Layout coordinate data
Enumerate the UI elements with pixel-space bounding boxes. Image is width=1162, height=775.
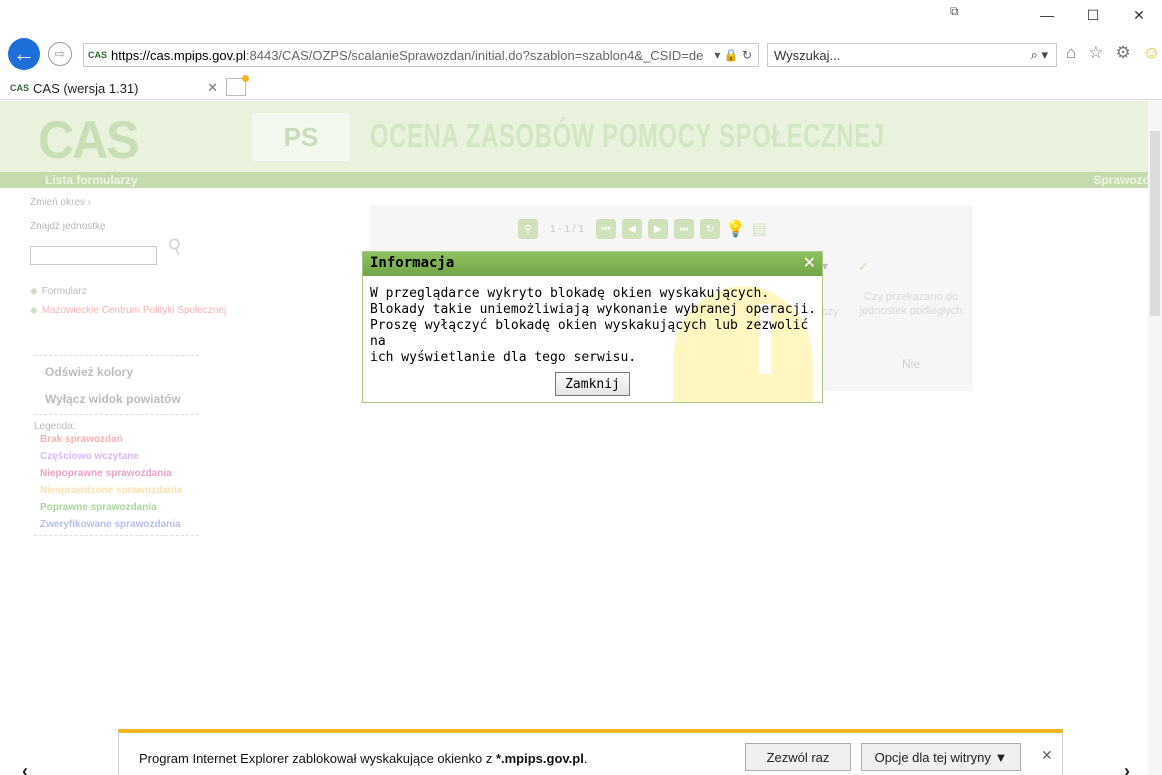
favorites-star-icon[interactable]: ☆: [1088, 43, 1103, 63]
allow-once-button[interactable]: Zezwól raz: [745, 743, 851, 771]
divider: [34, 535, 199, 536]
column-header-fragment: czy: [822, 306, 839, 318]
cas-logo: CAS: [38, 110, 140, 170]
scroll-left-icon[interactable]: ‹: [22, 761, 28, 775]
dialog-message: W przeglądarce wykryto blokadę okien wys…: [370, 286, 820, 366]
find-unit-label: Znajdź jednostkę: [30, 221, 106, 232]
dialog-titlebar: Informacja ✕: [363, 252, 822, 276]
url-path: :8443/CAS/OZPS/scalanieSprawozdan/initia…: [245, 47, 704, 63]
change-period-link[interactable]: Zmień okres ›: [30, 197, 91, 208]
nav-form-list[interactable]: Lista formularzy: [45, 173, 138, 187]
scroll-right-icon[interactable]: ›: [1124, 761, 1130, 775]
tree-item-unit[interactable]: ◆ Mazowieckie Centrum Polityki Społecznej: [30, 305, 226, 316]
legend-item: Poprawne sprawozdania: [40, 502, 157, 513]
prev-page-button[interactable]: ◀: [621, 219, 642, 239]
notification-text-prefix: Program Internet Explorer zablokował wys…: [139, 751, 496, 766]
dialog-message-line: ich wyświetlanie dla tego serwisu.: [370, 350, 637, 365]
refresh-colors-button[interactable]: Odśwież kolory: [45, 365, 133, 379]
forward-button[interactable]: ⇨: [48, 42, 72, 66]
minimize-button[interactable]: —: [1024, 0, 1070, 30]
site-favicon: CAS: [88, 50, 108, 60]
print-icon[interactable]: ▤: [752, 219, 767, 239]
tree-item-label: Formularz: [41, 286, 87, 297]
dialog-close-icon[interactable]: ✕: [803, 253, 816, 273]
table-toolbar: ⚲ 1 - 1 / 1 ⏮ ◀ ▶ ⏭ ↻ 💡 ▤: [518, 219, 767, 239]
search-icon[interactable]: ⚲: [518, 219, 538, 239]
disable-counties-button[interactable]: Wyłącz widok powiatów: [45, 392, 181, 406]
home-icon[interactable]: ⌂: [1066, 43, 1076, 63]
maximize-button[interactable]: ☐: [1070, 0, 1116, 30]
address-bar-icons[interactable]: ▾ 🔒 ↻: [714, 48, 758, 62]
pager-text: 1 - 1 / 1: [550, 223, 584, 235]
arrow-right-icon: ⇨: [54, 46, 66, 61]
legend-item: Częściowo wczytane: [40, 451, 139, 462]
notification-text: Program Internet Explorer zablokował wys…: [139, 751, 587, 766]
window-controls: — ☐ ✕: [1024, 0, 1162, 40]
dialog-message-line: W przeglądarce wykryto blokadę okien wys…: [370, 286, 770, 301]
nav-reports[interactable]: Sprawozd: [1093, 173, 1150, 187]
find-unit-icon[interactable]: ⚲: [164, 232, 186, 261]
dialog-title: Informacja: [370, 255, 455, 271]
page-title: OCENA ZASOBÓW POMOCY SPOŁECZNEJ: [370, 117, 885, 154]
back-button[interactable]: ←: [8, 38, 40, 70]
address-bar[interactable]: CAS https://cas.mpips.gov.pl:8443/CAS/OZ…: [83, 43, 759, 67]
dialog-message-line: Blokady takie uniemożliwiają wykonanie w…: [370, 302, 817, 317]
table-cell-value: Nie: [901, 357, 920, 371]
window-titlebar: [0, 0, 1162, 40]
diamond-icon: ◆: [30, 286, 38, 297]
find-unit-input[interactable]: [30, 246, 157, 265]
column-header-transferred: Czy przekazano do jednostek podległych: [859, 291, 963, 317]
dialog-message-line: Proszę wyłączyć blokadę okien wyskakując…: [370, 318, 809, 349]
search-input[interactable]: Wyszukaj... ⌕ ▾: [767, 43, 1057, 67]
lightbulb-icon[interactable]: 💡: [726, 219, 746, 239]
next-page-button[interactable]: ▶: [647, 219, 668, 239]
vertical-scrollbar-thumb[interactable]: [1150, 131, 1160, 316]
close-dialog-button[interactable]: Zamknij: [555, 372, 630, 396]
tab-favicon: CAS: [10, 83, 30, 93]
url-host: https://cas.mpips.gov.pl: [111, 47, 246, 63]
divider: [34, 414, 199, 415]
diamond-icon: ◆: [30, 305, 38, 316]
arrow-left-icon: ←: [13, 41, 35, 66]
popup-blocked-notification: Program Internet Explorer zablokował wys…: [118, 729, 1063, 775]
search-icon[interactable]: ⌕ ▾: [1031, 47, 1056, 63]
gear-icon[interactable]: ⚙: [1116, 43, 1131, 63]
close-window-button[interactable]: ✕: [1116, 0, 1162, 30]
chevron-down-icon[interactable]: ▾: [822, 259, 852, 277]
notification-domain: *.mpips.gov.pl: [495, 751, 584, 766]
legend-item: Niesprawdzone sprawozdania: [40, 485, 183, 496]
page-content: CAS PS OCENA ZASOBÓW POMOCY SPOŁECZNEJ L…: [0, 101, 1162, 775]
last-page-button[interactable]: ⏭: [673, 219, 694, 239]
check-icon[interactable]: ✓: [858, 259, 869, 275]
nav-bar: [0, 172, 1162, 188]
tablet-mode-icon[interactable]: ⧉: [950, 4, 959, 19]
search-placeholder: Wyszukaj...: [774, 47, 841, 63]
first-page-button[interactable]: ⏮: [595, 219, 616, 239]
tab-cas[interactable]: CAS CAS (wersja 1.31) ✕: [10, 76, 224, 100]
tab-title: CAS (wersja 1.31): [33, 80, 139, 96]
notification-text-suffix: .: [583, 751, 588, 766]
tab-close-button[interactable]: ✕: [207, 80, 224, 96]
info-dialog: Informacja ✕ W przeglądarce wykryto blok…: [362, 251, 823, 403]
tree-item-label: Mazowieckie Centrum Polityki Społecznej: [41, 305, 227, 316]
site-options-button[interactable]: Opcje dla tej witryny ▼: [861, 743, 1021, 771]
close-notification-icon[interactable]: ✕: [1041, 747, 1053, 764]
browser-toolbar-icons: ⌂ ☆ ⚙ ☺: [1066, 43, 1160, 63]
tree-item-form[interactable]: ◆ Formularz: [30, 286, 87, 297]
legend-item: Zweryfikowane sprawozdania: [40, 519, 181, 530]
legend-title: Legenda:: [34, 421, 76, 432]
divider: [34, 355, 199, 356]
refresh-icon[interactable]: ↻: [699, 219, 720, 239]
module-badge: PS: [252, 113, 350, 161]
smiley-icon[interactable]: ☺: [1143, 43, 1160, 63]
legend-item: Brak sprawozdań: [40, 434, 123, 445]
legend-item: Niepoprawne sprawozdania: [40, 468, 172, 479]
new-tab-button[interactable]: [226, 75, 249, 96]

--

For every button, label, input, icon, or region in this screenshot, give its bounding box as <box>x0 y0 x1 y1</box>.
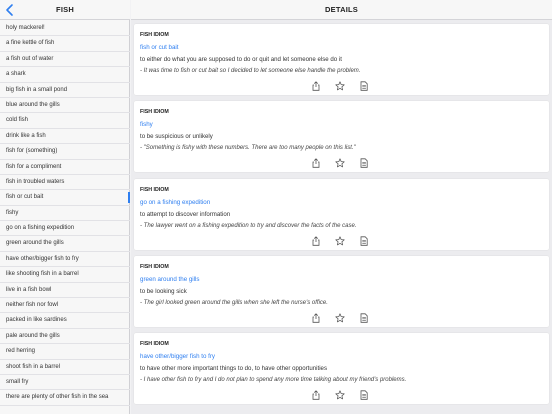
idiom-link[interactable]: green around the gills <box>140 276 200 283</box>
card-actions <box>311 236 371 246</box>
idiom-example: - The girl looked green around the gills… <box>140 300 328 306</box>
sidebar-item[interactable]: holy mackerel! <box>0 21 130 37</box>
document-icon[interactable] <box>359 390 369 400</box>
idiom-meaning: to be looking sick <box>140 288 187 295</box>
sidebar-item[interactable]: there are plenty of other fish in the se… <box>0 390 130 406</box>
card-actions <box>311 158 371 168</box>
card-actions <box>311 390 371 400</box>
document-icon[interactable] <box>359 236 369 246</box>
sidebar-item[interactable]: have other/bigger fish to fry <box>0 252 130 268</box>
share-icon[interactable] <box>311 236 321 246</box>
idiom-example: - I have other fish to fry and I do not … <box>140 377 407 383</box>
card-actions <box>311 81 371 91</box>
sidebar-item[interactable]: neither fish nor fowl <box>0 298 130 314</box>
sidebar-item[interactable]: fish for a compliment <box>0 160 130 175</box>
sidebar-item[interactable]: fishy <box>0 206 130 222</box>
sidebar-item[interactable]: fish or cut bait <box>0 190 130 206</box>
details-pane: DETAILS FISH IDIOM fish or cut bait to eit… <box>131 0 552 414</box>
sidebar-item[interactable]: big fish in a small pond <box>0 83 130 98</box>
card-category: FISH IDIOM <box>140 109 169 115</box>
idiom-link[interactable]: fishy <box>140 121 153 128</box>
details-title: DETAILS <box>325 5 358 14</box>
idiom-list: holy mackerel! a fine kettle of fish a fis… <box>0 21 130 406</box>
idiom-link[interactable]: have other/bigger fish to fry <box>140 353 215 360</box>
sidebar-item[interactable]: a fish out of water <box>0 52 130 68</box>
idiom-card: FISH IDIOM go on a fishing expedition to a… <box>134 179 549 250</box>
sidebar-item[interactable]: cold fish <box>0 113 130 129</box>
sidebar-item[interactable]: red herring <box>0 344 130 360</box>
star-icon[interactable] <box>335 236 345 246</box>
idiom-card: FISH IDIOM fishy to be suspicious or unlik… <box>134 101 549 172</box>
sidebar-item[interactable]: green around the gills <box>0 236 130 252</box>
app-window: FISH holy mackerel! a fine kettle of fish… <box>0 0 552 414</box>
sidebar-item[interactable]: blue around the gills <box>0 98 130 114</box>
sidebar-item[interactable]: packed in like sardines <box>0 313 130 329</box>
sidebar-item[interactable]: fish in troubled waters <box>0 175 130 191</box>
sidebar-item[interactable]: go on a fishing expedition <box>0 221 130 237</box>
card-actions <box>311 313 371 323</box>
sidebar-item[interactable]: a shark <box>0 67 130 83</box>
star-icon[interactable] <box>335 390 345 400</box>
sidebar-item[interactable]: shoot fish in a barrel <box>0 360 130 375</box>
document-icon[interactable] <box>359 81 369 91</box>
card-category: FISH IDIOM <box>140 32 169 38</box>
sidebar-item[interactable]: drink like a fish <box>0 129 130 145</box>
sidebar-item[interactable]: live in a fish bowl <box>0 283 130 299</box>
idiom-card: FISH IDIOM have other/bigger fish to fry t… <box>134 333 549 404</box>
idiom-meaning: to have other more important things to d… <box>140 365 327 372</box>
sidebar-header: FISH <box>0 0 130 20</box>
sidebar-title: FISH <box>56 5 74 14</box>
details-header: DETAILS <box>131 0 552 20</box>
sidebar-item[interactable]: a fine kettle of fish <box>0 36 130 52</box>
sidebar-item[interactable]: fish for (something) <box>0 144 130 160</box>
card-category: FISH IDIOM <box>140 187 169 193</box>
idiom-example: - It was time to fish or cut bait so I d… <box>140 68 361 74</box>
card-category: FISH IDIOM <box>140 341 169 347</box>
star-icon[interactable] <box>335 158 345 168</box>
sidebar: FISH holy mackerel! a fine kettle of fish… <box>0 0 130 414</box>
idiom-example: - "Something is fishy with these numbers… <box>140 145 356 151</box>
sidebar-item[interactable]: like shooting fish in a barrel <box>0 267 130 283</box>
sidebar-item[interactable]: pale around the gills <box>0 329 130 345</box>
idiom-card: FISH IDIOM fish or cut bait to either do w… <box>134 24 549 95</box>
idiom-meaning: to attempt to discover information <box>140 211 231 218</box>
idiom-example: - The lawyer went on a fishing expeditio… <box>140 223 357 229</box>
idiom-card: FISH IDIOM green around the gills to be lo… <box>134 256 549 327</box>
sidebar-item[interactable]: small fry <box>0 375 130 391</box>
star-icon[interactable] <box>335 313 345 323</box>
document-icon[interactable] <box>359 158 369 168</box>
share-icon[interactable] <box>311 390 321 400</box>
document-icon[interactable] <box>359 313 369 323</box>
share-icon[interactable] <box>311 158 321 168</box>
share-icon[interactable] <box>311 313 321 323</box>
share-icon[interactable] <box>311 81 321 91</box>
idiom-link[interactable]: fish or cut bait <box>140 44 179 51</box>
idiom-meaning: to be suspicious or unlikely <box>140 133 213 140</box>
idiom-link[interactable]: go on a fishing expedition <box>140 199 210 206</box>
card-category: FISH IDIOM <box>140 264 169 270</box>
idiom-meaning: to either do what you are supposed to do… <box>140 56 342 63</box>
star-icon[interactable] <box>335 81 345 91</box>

## WORK INSTRUCTIONS
Repeat, with no changes, the lines from the one containing "idiom-link[interactable]: green around" through the one containing "sidebar-item[interactable]: cold fish", including both of those lines.

## TASK SOLUTION
idiom-link[interactable]: green around the gills <box>140 276 200 283</box>
card-actions <box>311 236 371 246</box>
idiom-example: - The girl looked green around the gills… <box>140 300 328 306</box>
sidebar-item[interactable]: holy mackerel! <box>0 21 130 37</box>
document-icon[interactable] <box>359 390 369 400</box>
idiom-meaning: to be looking sick <box>140 288 187 295</box>
sidebar-item[interactable]: there are plenty of other fish in the se… <box>0 390 130 406</box>
card-actions <box>311 158 371 168</box>
card-actions <box>311 390 371 400</box>
document-icon[interactable] <box>359 236 369 246</box>
sidebar-item[interactable]: have other/bigger fish to fry <box>0 252 130 268</box>
share-icon[interactable] <box>311 236 321 246</box>
idiom-example: - I have other fish to fry and I do not … <box>140 377 407 383</box>
card-actions <box>311 81 371 91</box>
sidebar-item[interactable]: neither fish nor fowl <box>0 298 130 314</box>
sidebar-item[interactable]: fish for a compliment <box>0 160 130 175</box>
sidebar-item[interactable]: fishy <box>0 206 130 222</box>
sidebar-item[interactable]: fish or cut bait <box>0 190 130 206</box>
details-pane: DETAILS FISH IDIOM fish or cut bait to eit… <box>131 0 552 414</box>
sidebar-item[interactable]: big fish in a small pond <box>0 83 130 98</box>
card-category: FISH IDIOM <box>140 109 169 115</box>
idiom-link[interactable]: fishy <box>140 121 153 128</box>
details-title: DETAILS <box>325 5 358 14</box>
idiom-list: holy mackerel! a fine kettle of fish a fis… <box>0 21 130 406</box>
idiom-link[interactable]: have other/bigger fish to fry <box>140 353 215 360</box>
sidebar-item[interactable]: a fish out of water <box>0 52 130 68</box>
idiom-card: FISH IDIOM go on a fishing expedition to a… <box>134 179 549 250</box>
sidebar-item[interactable]: cold fish <box>0 113 130 129</box>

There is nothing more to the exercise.